DIRECTIVE - Count the lines in the entries below that include the word "Printing". Give nothing but the number.

Figure collection entries
- - - - - - -

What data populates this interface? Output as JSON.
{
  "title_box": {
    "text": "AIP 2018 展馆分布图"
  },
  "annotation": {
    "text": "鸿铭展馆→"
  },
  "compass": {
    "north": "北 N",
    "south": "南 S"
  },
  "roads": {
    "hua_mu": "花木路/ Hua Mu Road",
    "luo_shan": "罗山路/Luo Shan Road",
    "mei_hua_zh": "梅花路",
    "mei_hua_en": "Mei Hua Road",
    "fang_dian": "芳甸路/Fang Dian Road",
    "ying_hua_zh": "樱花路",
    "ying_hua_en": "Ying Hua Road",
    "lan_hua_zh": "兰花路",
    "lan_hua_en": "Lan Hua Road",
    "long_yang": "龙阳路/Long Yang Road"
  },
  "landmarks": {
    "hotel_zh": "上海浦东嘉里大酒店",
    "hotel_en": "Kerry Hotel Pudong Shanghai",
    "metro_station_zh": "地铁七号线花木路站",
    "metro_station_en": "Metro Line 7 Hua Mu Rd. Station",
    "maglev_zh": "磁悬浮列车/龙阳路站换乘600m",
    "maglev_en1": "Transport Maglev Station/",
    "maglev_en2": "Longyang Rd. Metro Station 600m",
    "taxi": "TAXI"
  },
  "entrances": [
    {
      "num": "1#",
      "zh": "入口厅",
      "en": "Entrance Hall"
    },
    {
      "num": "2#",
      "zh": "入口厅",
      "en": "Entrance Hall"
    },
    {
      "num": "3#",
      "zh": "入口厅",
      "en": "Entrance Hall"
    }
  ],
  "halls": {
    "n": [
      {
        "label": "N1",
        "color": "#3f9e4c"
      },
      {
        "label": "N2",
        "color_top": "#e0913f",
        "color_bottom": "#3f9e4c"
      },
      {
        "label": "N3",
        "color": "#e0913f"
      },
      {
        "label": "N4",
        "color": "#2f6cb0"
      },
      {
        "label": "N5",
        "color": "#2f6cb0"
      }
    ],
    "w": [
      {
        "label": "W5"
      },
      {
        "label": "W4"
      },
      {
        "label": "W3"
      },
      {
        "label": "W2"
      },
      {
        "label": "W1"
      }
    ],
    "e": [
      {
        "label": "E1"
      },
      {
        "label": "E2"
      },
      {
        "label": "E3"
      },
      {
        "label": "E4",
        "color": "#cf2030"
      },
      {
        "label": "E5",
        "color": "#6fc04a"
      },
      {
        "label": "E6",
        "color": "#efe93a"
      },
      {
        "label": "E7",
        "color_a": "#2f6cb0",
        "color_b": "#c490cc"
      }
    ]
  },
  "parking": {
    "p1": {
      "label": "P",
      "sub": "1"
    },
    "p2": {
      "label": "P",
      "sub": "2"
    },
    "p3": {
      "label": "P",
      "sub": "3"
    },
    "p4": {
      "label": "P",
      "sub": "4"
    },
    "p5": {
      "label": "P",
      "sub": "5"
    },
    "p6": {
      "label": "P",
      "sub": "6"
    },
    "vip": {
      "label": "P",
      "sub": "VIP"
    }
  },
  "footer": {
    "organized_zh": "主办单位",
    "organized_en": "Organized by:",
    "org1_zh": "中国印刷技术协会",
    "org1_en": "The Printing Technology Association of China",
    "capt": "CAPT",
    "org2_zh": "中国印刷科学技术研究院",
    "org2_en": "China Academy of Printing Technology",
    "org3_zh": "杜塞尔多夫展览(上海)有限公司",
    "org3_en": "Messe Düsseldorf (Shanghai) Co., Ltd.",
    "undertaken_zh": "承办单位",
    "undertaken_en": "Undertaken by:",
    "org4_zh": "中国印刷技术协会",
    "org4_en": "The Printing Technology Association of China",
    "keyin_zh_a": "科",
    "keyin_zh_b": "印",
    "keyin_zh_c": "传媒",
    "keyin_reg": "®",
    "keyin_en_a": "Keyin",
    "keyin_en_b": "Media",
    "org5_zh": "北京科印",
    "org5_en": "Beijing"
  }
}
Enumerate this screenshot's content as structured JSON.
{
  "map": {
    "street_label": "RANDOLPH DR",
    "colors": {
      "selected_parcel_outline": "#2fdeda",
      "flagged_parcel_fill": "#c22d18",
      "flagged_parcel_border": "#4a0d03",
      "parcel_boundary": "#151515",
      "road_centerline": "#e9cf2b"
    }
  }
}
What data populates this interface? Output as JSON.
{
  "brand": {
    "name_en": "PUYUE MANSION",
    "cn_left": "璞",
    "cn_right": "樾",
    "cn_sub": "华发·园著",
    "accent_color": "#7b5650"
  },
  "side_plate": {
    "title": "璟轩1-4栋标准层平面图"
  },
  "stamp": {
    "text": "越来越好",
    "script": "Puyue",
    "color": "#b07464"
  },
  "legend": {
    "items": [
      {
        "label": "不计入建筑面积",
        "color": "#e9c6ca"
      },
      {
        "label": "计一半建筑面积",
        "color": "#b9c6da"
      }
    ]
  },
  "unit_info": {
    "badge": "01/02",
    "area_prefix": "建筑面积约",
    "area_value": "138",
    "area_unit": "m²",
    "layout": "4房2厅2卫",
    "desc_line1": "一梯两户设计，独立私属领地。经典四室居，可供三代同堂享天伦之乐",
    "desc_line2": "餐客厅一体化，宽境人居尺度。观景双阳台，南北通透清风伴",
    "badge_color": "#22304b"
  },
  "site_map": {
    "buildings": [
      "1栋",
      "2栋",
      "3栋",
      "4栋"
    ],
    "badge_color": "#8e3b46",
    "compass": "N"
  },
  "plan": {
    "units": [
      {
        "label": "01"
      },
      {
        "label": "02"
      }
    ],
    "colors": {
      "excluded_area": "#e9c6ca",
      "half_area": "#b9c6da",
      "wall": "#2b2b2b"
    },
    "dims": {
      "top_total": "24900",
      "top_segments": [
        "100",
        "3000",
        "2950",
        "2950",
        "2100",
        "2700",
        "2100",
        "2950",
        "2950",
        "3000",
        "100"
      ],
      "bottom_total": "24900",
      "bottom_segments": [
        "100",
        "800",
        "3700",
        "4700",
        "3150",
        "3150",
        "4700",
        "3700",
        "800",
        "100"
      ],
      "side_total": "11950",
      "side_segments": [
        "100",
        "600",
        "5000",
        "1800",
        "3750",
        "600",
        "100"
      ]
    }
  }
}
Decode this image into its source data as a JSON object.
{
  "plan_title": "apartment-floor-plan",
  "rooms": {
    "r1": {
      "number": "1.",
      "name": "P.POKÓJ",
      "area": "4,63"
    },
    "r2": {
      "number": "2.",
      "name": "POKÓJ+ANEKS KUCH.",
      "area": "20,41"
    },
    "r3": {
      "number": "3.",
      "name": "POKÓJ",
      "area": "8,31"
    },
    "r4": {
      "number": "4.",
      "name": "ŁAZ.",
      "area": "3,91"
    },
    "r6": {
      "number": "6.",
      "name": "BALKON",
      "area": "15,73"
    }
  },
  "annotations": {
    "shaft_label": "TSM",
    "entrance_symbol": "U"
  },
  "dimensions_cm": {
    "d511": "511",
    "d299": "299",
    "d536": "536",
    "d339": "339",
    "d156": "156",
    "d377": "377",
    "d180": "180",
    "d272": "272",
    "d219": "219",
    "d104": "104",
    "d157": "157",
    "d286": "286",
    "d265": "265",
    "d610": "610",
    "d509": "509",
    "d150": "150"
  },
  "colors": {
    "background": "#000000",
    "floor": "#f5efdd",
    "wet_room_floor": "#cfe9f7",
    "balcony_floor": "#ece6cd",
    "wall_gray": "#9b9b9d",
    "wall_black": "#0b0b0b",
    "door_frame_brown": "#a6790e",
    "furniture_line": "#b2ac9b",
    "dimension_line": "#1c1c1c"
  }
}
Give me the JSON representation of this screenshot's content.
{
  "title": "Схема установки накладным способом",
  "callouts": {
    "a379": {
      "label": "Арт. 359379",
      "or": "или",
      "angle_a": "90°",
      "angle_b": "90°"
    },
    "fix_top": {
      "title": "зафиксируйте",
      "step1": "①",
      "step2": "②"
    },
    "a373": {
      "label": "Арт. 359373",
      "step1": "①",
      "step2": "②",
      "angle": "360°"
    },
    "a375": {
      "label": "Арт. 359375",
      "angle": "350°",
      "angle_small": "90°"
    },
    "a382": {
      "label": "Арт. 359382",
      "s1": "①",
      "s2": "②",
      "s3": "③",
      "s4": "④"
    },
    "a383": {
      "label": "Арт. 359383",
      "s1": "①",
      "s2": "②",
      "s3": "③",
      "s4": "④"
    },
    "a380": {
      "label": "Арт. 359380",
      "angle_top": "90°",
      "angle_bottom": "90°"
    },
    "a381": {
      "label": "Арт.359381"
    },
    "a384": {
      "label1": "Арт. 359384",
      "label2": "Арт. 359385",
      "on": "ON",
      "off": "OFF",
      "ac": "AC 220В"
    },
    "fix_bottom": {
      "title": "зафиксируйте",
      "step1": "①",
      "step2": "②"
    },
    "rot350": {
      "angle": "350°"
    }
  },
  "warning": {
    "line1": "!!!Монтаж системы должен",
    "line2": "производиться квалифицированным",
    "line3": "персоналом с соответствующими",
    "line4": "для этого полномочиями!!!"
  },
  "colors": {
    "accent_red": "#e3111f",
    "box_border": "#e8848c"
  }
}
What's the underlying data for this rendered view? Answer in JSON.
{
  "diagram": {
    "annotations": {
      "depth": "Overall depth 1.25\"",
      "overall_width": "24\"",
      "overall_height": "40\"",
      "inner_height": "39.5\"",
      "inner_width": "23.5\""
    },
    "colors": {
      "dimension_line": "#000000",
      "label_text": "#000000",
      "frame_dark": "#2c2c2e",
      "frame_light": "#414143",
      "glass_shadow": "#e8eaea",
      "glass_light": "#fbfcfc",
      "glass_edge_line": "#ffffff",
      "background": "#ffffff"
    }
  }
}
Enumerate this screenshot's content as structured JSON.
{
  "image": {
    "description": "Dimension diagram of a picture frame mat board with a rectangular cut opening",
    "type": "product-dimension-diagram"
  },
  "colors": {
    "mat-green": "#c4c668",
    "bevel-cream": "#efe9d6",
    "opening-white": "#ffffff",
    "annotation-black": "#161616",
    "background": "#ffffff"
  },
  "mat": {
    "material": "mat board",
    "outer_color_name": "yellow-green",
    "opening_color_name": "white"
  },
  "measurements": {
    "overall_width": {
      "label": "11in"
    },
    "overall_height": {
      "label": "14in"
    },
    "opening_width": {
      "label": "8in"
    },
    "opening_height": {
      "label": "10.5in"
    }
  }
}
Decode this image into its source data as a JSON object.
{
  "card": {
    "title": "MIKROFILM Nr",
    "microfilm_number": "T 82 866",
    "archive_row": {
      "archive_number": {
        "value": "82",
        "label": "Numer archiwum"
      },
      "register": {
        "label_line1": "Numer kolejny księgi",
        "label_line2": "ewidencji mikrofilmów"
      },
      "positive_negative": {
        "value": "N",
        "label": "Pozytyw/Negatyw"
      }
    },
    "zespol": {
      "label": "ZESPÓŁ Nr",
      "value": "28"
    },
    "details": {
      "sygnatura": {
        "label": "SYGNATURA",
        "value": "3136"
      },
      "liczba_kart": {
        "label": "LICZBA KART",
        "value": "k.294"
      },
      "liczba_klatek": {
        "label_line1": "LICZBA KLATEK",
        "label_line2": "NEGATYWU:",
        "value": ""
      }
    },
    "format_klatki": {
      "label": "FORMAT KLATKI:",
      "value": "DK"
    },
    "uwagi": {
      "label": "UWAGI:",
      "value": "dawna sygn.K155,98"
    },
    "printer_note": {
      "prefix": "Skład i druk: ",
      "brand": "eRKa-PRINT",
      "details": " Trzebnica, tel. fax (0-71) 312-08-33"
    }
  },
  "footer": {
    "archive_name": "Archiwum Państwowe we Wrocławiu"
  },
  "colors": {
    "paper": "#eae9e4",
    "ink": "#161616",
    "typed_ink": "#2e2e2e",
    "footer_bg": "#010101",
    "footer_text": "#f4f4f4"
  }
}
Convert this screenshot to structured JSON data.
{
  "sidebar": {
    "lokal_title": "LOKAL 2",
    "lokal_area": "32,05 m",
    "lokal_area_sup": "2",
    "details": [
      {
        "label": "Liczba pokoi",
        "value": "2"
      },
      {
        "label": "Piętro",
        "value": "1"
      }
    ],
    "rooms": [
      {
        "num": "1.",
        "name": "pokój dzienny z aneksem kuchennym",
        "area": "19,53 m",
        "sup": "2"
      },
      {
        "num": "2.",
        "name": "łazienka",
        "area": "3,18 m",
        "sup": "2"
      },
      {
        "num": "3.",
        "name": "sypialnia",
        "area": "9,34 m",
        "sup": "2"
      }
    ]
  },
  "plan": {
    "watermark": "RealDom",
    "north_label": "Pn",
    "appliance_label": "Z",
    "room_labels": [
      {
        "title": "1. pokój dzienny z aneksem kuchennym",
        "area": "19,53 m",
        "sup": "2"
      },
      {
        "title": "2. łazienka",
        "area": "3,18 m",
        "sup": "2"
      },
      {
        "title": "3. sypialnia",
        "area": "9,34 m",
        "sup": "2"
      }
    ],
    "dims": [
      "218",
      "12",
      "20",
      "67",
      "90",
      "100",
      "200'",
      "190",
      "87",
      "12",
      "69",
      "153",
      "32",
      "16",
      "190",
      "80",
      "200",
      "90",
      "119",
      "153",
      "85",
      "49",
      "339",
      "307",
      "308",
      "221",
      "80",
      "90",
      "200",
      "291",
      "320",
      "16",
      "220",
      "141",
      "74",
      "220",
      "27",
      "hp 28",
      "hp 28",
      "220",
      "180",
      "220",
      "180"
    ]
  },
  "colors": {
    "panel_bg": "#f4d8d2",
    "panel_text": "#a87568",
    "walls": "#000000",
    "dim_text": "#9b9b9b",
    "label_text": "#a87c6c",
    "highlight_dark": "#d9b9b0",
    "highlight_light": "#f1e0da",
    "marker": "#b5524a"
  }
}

- - - - - - -

EXERCISE RESPONSE - 3